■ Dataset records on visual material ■
--------------------------------------------------
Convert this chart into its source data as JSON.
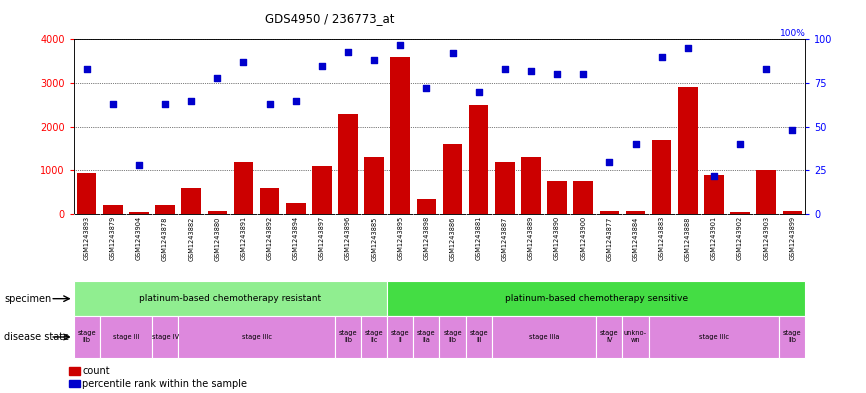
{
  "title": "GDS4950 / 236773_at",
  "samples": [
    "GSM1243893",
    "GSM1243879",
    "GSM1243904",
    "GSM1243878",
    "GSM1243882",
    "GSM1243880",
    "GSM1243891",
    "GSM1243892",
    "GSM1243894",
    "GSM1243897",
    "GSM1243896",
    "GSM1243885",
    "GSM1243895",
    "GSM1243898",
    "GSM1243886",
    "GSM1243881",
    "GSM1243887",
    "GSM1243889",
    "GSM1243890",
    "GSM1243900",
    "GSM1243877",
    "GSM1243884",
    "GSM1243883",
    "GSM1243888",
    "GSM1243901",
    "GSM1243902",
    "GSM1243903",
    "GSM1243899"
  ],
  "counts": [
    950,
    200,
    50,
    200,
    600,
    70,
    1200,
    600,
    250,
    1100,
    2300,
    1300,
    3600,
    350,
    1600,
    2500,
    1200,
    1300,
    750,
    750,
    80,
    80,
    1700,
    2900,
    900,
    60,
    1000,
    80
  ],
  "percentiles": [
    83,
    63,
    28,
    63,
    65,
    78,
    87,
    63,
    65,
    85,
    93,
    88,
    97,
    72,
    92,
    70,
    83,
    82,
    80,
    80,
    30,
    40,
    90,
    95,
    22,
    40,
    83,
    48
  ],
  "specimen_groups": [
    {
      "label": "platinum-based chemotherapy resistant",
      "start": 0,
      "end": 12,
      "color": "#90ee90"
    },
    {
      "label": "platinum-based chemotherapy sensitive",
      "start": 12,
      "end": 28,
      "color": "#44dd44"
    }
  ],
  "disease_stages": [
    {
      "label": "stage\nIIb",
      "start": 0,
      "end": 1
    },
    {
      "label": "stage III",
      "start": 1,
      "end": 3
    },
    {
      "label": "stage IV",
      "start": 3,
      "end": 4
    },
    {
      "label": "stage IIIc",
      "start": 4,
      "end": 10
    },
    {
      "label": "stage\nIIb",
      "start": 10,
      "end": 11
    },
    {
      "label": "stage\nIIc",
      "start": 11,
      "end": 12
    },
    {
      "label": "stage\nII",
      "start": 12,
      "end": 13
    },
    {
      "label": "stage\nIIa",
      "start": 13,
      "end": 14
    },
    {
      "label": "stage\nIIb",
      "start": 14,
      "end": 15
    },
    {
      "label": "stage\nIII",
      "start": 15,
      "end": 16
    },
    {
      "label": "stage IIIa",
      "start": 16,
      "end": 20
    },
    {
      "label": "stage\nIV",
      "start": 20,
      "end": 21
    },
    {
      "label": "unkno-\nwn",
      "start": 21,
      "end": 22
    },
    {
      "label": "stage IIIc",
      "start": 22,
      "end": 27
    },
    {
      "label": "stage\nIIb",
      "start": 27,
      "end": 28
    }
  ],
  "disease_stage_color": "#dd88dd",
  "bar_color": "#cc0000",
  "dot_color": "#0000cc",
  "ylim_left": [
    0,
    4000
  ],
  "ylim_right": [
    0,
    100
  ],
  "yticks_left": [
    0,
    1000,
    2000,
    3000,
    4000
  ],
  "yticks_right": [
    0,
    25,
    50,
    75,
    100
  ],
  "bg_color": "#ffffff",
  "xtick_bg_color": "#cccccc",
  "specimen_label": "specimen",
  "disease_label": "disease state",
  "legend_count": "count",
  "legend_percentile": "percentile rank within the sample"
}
--------------------------------------------------
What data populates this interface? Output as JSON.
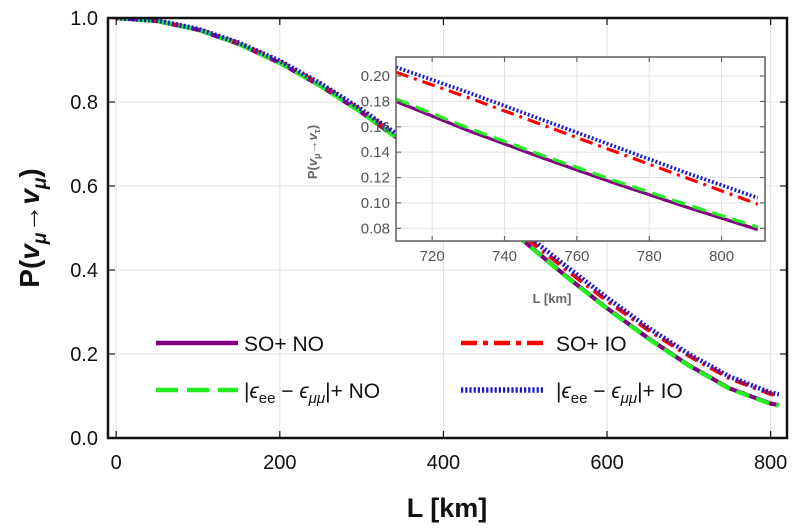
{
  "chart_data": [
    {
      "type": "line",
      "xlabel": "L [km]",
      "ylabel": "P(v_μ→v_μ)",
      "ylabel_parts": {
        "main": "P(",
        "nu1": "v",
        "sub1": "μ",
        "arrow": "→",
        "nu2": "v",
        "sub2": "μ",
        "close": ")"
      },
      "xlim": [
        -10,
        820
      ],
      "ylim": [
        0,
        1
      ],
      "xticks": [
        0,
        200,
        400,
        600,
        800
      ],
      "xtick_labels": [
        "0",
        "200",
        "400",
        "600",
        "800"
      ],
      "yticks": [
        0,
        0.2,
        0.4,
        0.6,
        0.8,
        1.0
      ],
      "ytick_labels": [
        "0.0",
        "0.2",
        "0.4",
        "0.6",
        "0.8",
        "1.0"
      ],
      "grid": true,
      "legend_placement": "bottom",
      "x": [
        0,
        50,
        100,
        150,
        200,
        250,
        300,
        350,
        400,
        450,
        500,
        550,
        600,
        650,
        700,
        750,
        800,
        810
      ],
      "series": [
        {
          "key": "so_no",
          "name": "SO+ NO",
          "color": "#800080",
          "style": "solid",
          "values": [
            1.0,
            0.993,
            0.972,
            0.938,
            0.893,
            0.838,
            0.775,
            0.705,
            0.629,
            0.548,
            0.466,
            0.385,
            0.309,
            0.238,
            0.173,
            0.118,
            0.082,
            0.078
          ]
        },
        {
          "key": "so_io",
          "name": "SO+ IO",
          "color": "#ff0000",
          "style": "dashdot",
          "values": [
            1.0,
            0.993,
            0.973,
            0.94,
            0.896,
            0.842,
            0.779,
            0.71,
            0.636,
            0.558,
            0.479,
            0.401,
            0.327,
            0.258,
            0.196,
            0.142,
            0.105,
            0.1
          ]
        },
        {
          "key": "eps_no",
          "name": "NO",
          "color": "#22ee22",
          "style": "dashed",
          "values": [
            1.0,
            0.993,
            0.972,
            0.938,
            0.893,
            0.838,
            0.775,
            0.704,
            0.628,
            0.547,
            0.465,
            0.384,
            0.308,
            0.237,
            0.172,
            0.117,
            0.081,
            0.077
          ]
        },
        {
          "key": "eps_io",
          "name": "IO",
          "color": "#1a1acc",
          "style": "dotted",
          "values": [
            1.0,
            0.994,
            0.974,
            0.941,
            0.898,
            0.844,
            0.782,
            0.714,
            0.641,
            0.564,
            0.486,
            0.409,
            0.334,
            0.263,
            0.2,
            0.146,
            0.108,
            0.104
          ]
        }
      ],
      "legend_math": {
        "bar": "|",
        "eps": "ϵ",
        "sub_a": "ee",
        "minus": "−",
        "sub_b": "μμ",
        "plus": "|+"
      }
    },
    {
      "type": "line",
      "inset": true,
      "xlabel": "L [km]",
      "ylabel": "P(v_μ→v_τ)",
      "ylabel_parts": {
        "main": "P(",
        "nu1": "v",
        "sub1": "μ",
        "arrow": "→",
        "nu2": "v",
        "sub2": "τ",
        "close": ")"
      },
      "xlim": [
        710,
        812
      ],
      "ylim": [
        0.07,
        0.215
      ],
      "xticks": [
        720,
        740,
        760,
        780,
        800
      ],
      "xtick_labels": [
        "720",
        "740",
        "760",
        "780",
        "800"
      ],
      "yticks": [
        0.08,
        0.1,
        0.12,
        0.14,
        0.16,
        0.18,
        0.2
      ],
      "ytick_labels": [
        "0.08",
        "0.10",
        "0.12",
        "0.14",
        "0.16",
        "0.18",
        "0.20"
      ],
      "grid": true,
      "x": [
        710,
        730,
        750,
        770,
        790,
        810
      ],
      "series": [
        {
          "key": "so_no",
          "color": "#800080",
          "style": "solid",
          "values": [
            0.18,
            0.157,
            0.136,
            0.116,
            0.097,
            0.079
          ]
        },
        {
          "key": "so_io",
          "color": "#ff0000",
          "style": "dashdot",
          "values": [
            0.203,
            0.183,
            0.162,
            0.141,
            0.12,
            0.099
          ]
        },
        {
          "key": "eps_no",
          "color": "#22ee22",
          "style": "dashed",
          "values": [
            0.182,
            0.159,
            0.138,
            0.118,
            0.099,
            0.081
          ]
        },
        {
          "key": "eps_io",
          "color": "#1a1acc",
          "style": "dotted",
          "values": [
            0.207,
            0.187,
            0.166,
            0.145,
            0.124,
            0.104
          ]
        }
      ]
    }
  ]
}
--------------------------------------------------
■ TASK PROMPT ■
Tally the lines holding the string "JSON" and give only the count.

■ RESULT ■
2